● **AIM OF THE EXERCISE**
Pull each line holding "name" out of the entries below.

● **ROWS**

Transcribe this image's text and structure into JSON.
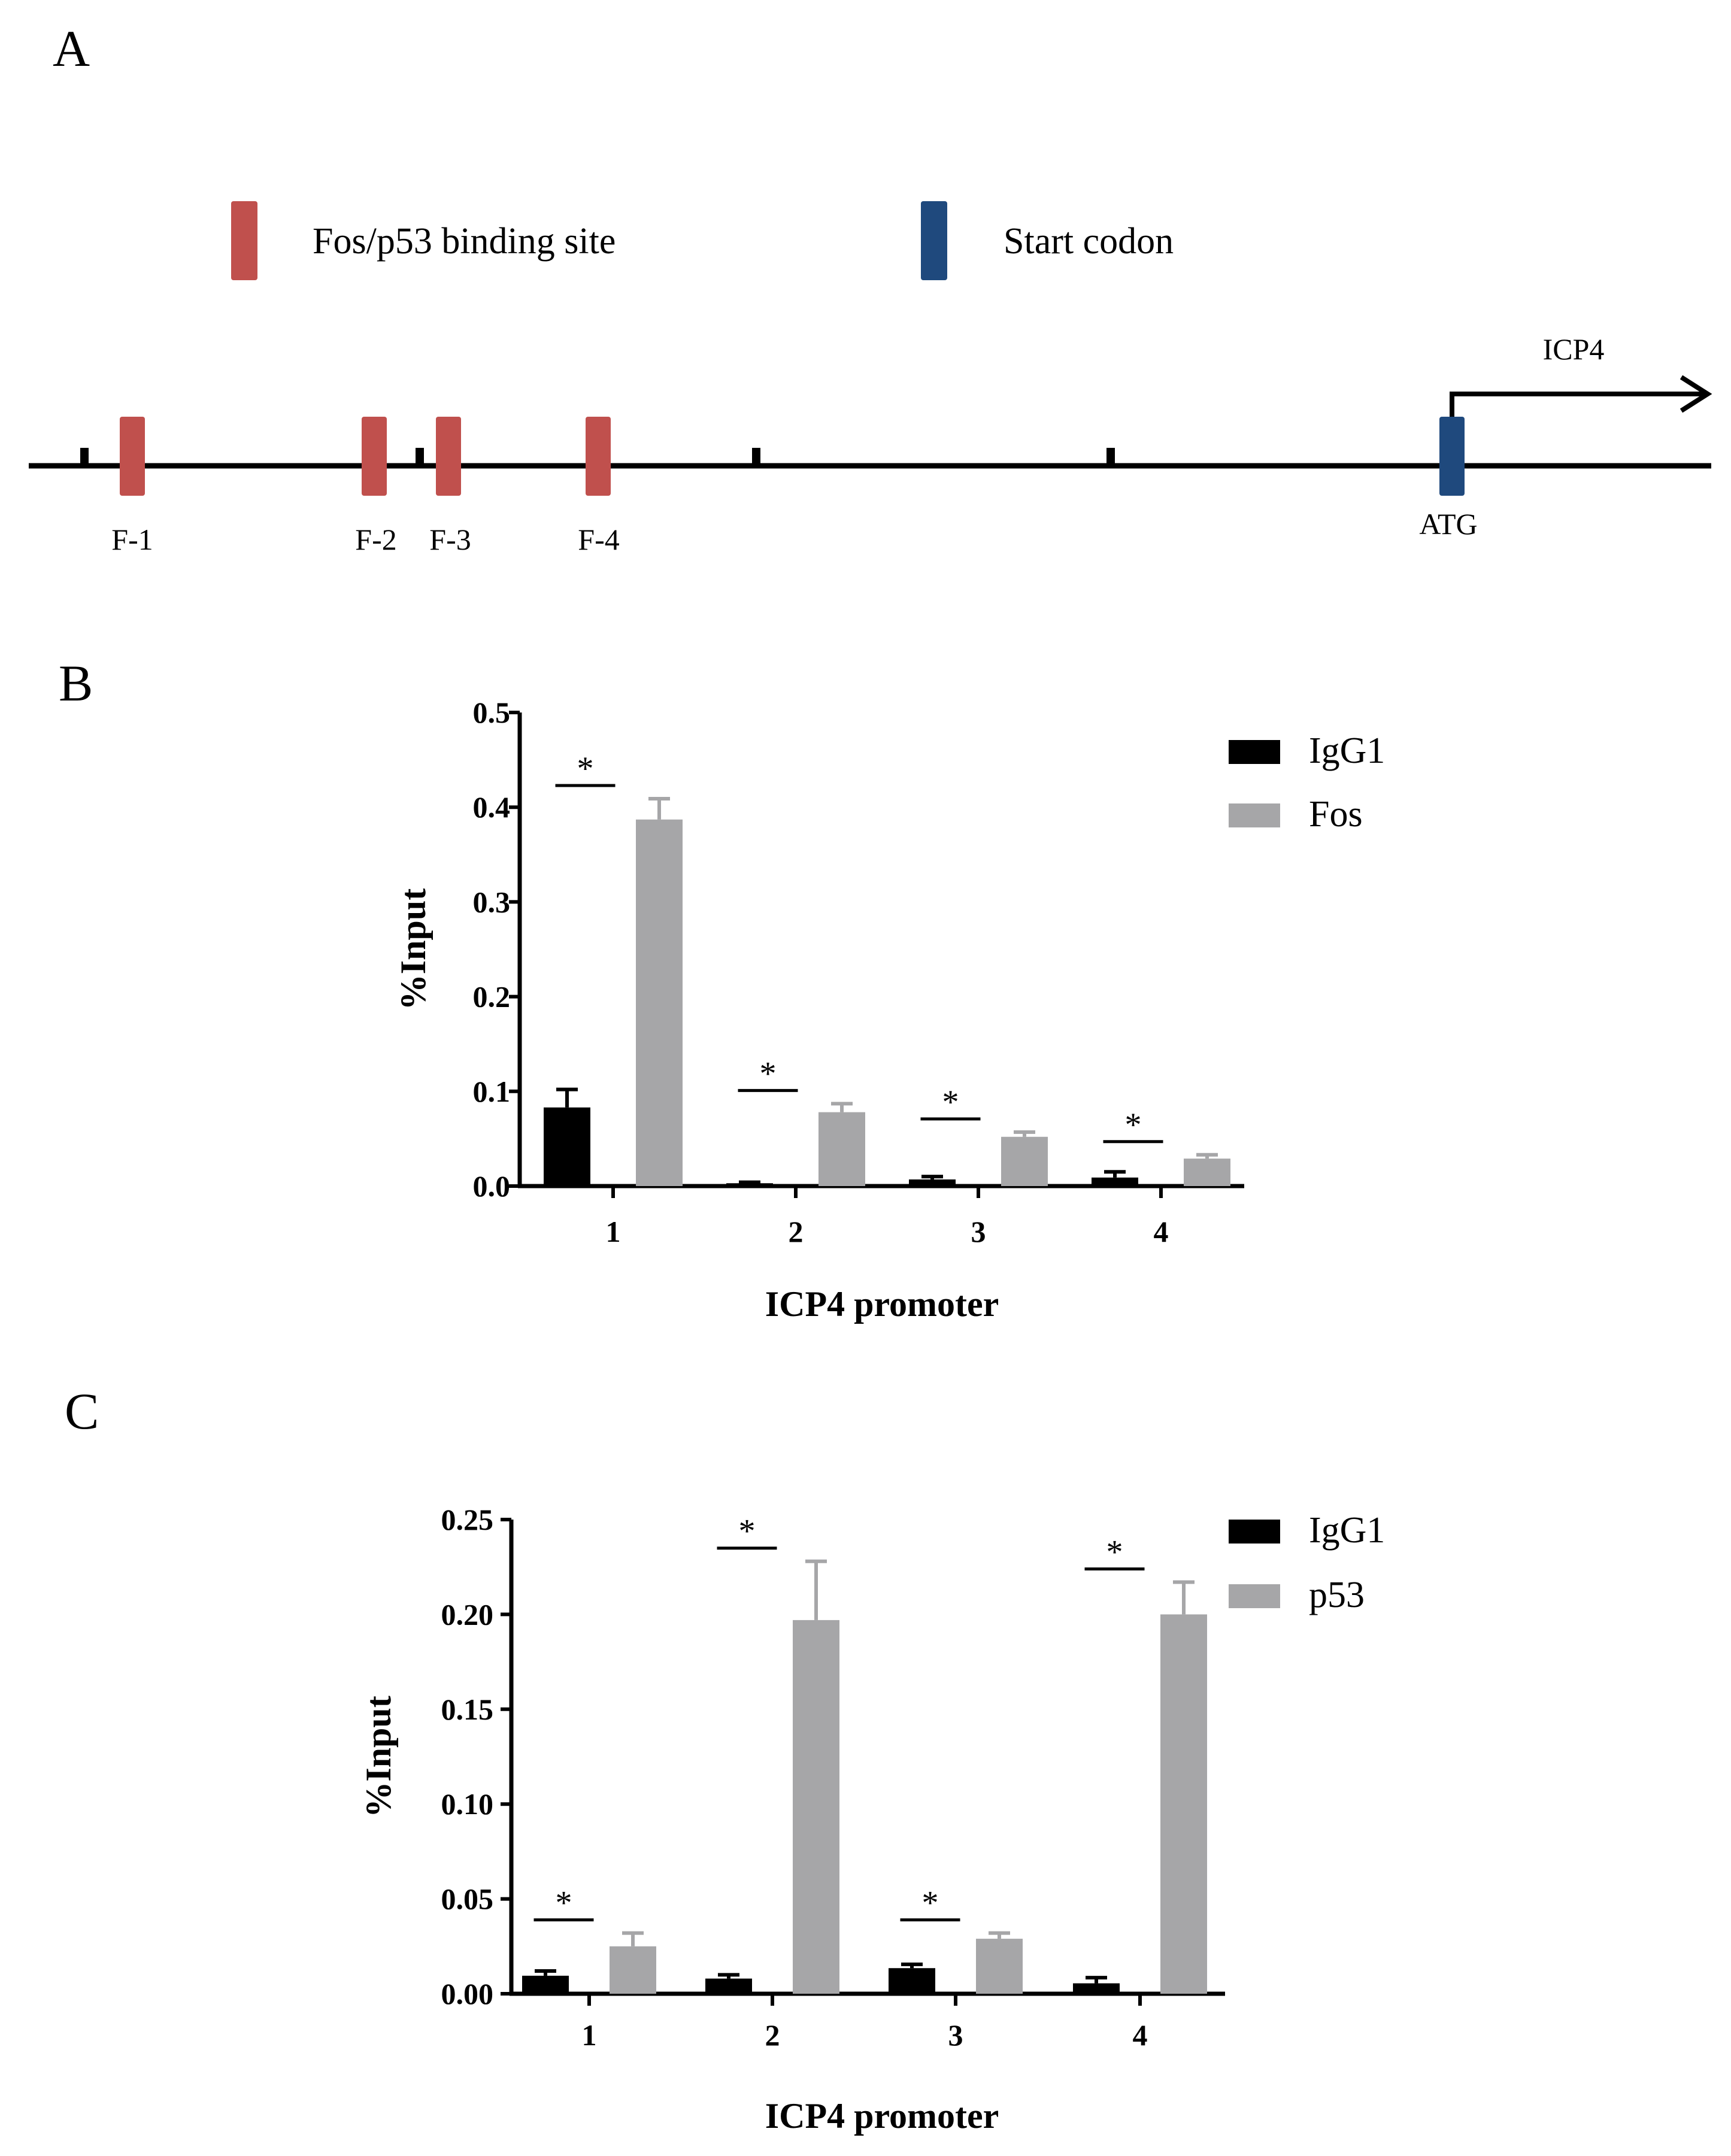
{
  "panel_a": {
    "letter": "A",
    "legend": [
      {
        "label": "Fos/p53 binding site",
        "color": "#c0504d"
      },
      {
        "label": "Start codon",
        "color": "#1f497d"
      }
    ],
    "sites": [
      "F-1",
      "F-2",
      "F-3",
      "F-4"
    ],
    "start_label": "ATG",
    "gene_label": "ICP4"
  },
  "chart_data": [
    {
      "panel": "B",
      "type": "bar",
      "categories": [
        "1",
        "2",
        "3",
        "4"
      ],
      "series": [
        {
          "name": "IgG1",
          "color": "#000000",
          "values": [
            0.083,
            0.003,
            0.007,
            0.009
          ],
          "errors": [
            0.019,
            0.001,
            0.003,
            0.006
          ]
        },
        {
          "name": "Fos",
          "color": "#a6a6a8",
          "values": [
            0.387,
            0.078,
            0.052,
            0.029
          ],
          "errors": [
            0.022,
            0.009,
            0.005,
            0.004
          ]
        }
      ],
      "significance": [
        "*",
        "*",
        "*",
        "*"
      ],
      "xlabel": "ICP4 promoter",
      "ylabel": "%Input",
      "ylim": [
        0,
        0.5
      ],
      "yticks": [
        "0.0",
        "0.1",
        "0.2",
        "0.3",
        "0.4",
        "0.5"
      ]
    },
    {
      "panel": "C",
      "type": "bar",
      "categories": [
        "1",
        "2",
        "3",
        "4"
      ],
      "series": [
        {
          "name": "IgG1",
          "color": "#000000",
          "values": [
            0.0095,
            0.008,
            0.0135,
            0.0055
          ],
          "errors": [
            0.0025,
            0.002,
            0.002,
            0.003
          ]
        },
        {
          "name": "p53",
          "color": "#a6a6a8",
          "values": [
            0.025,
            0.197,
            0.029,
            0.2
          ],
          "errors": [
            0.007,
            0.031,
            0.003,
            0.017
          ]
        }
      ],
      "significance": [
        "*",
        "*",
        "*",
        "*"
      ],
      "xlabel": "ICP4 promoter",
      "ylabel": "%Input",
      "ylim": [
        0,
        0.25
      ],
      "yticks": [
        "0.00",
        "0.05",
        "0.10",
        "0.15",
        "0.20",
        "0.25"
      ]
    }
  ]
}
--
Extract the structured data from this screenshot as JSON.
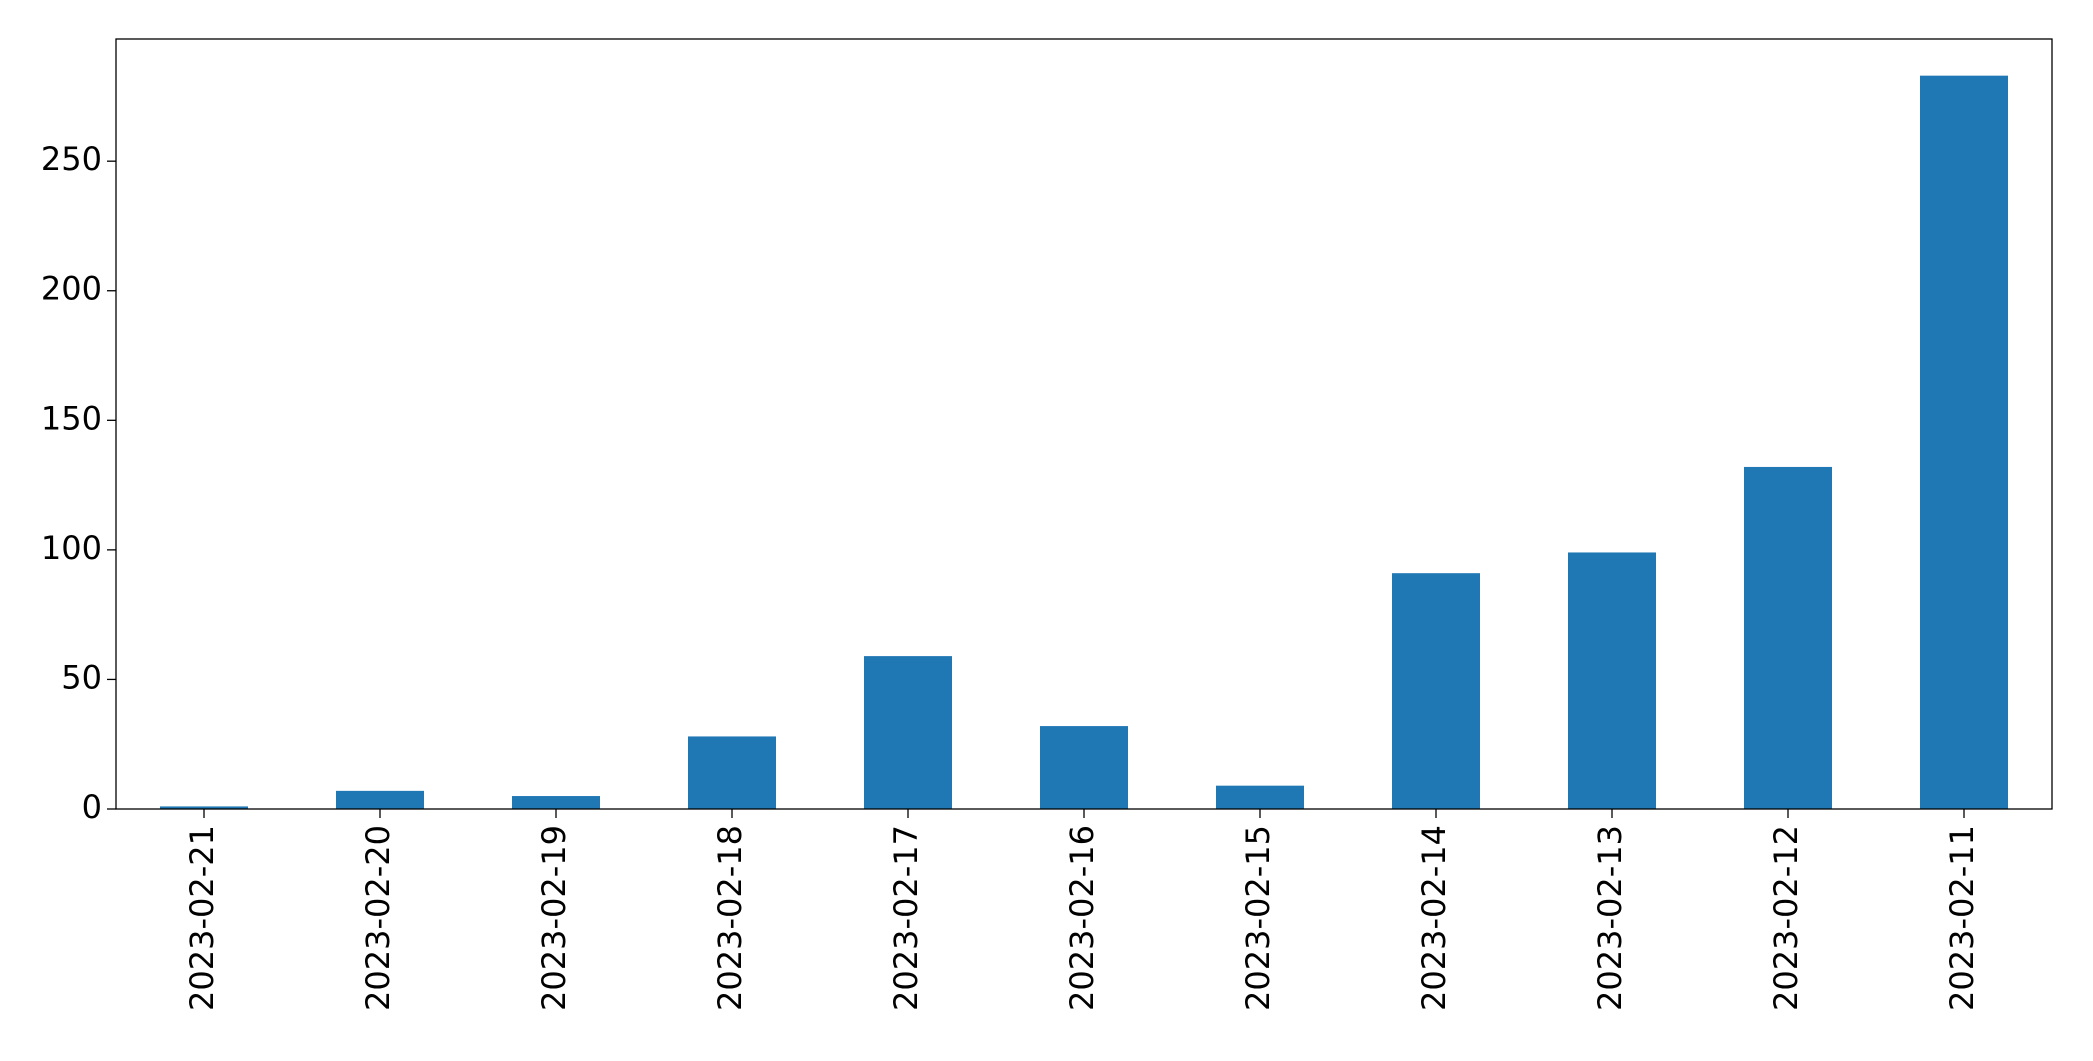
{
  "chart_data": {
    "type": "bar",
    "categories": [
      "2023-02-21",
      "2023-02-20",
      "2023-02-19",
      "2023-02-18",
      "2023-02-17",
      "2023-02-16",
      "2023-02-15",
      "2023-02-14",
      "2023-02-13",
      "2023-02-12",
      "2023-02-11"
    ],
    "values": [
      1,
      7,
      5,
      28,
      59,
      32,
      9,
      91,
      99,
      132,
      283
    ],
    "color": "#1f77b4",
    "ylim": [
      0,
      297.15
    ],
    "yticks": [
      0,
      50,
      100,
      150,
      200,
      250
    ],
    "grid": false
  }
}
==
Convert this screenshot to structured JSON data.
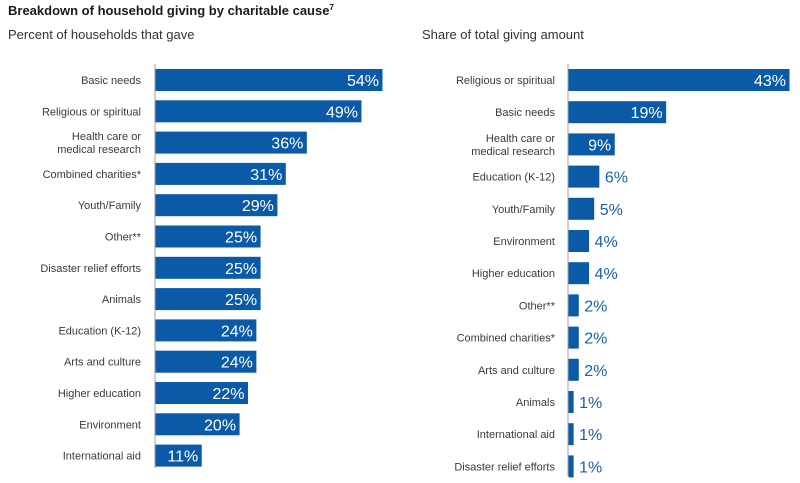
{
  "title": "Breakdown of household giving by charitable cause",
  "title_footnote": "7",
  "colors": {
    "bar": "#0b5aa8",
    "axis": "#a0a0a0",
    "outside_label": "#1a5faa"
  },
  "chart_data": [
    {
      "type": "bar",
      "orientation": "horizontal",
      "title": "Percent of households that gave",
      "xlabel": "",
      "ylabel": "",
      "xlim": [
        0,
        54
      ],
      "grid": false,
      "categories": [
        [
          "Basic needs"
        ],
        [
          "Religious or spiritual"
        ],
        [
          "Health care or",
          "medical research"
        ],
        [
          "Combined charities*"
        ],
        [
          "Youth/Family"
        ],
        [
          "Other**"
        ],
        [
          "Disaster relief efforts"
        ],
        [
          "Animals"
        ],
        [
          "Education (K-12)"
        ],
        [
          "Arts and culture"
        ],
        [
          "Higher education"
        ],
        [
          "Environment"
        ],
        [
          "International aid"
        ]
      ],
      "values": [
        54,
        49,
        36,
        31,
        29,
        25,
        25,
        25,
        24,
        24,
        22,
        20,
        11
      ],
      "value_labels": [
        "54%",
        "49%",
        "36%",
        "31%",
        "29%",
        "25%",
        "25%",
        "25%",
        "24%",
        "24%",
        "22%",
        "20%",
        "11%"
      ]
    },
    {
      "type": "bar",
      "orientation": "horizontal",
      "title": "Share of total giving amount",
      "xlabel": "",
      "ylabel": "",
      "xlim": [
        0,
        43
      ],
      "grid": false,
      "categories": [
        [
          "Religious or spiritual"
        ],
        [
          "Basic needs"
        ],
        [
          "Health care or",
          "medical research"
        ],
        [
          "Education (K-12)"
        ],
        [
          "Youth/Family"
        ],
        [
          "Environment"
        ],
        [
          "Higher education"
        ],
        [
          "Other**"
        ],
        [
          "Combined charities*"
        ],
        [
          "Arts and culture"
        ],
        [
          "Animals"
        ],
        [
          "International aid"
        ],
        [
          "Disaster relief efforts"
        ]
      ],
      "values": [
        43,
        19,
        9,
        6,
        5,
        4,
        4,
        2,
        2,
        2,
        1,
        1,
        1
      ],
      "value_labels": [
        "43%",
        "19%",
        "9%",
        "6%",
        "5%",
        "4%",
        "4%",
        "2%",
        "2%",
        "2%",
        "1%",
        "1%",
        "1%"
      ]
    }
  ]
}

● **EXPECTED OUTPUT**
          "name": "IgG1",
          "name": "Fos",
          "name": "IgG1",
          "name": "p53",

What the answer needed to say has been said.